Sort through the data and copy the lines holding the word "Sohn".
────────────────
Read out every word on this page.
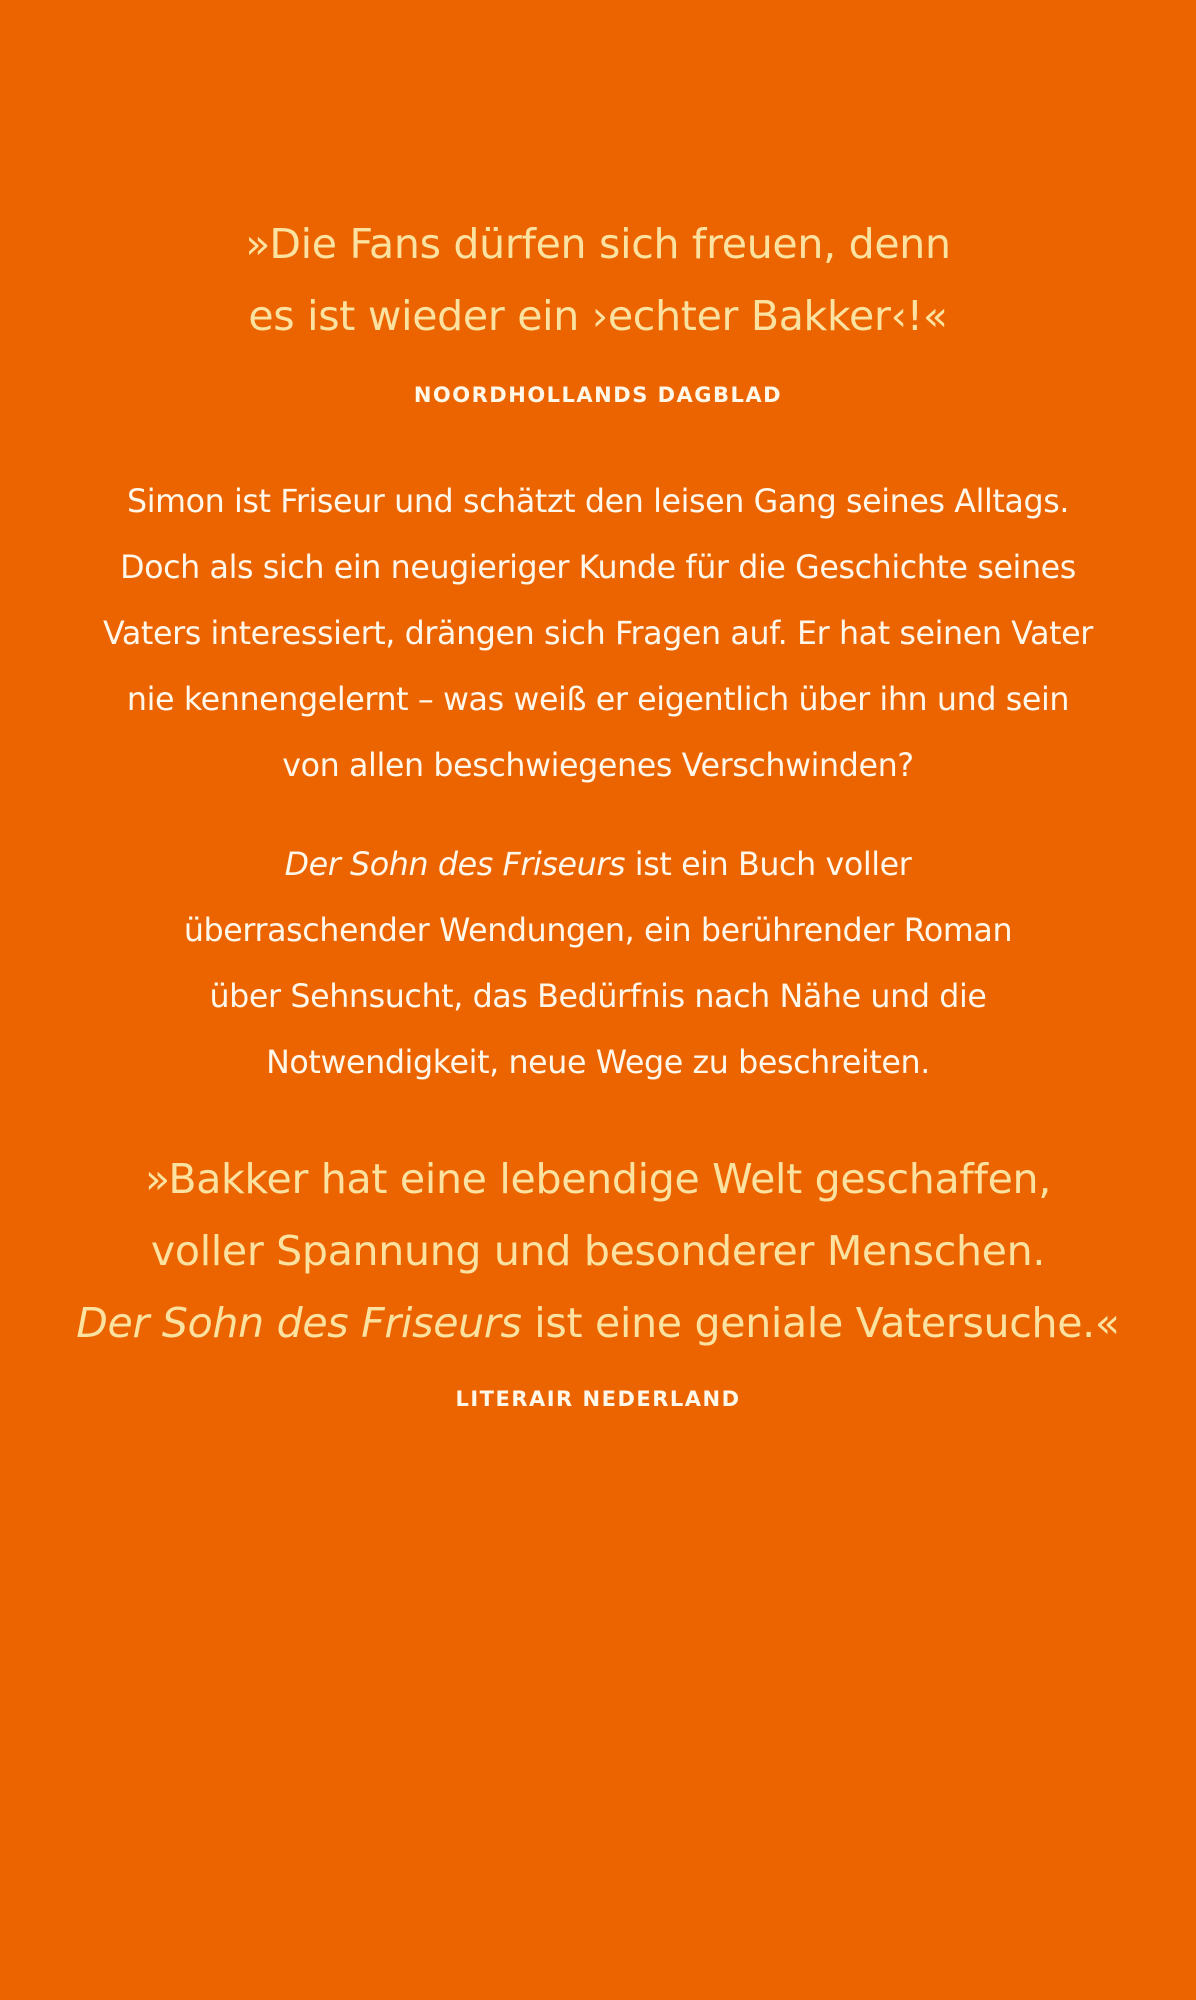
»Die Fans dürfen sich freuen, denn
es ist wieder ein ›echter Bakker‹!«
NOORDHOLLANDS DAGBLAD
Simon ist Friseur und schätzt den leisen Gang seines Alltags.
Doch als sich ein neugieriger Kunde für die Geschichte seines
Vaters interessiert, drängen sich Fragen auf. Er hat seinen Vater
nie kennengelernt – was weiß er eigentlich über ihn und sein
von allen beschwiegenes Verschwinden?
Der Sohn des Friseurs ist ein Buch voller
überraschender Wendungen, ein berührender Roman
über Sehnsucht, das Bedürfnis nach Nähe und die
Notwendigkeit, neue Wege zu beschreiten.
»Bakker hat eine lebendige Welt geschaffen,
voller Spannung und besonderer Menschen.
Der Sohn des Friseurs ist eine geniale Vatersuche.«
LITERAIR NEDERLAND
────────────────
▶ TASK SOLUTION
Der Sohn des Friseurs ist ein Buch voller
Der Sohn des Friseurs ist eine geniale Vatersuche.«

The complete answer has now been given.